- **Source material**:
_ _ _ _ _
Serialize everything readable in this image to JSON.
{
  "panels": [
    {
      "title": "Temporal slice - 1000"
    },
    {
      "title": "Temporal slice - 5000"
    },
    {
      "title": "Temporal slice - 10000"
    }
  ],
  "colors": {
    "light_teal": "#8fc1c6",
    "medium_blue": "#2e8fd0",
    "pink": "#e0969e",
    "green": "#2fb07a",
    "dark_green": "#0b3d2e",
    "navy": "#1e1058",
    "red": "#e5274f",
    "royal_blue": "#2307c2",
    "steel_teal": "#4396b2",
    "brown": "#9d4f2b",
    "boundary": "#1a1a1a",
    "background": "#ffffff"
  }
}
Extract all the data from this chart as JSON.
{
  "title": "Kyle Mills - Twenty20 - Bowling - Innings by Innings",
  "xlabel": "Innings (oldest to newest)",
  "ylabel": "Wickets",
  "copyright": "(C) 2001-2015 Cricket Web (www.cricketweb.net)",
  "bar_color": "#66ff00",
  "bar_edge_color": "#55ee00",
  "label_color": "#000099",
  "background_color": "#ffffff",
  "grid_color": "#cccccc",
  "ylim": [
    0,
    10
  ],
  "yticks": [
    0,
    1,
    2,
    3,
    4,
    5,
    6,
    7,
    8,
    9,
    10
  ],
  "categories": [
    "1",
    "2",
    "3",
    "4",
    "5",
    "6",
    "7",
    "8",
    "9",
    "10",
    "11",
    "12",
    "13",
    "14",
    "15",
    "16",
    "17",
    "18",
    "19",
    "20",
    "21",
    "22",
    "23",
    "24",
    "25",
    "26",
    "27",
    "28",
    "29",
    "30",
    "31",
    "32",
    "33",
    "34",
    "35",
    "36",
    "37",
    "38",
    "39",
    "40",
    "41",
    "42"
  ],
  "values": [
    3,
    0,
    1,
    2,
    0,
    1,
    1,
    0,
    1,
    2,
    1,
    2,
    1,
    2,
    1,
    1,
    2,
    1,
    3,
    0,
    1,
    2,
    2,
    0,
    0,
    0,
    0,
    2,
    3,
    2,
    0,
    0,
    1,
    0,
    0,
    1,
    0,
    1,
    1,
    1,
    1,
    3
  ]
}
_ _ _ _ _
- **Task**: Looking at the entries above, how many lines contain the word "slice"? Answer with the number alone.

- **Reply to the exercise**: 3